* Start Entries shown *
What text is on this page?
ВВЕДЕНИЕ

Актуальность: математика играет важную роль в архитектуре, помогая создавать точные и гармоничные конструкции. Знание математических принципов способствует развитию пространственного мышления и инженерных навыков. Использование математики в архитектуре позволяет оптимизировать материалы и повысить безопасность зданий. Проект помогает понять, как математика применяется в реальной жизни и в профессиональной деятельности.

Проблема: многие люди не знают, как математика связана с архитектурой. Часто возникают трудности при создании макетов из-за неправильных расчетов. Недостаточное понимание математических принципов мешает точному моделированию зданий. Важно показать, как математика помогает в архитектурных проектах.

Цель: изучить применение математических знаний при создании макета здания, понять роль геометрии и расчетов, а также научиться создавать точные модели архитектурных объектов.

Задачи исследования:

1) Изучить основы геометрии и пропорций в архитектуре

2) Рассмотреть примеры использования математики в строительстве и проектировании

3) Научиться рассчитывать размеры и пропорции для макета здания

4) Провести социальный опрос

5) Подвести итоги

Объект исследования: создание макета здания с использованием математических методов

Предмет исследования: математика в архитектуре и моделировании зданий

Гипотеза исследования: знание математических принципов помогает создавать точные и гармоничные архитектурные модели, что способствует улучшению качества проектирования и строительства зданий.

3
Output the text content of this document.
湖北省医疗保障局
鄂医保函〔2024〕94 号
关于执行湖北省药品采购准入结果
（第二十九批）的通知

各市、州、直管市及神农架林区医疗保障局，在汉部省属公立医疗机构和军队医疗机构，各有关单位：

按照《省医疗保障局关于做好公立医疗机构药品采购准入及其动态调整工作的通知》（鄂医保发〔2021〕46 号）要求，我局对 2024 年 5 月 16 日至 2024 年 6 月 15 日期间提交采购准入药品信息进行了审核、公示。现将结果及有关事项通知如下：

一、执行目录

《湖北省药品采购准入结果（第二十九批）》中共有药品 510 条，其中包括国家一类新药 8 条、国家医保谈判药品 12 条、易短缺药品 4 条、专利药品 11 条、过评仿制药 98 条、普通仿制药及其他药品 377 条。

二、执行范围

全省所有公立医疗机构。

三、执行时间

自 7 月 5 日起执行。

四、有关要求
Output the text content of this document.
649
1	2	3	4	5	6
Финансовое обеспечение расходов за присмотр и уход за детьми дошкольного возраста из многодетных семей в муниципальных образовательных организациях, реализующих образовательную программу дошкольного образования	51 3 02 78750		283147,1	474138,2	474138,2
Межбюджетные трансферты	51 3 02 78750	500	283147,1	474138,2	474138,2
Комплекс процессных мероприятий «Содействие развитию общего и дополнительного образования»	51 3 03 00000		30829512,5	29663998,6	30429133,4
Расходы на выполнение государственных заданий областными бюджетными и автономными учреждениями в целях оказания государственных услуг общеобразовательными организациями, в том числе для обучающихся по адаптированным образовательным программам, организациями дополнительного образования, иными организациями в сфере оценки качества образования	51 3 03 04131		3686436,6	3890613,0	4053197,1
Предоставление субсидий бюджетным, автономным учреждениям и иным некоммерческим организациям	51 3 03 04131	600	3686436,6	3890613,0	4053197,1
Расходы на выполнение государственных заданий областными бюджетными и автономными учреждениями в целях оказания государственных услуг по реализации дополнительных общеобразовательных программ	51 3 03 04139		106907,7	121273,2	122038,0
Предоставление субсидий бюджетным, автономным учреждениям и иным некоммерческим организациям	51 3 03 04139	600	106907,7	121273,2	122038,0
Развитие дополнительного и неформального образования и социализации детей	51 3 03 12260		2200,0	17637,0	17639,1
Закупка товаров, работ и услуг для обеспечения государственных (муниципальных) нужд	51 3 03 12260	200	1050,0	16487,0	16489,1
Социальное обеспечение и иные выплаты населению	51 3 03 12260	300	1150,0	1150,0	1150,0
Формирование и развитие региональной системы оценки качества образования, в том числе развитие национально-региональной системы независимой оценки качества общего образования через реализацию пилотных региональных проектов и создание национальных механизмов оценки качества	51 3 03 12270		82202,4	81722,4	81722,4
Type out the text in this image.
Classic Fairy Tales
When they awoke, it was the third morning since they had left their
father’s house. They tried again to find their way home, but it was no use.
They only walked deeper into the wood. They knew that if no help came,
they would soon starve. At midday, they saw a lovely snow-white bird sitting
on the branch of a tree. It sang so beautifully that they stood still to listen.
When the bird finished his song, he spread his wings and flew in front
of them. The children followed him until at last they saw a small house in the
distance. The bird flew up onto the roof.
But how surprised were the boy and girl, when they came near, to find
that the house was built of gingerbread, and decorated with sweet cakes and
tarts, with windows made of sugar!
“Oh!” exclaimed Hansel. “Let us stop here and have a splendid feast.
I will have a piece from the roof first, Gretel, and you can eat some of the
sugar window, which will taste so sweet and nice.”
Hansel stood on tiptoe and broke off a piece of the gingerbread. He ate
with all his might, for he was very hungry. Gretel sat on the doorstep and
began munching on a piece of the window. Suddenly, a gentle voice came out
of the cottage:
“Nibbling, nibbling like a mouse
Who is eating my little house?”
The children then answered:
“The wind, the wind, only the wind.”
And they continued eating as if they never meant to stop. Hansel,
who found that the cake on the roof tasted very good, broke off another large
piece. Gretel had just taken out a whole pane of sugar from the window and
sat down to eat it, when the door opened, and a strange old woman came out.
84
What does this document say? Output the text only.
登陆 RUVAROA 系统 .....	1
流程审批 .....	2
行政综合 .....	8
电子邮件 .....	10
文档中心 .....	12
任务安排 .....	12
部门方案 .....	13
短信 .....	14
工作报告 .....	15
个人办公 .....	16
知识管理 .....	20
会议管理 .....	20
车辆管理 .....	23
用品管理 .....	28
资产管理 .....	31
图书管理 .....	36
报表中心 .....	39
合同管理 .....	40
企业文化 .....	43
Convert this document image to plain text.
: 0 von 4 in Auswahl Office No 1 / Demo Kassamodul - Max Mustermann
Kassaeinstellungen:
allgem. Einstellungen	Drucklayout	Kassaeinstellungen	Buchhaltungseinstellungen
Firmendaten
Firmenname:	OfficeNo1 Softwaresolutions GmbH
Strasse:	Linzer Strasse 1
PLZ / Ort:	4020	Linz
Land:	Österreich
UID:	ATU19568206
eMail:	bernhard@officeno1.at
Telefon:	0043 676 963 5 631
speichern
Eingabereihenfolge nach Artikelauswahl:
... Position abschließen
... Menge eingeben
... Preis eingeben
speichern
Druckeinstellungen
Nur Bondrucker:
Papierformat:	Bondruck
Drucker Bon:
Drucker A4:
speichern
* End Entries shown *
▶ [Problem details] Counting only lines of the data above that hold "have", report the total and nothing else.

▶ [Task result] 2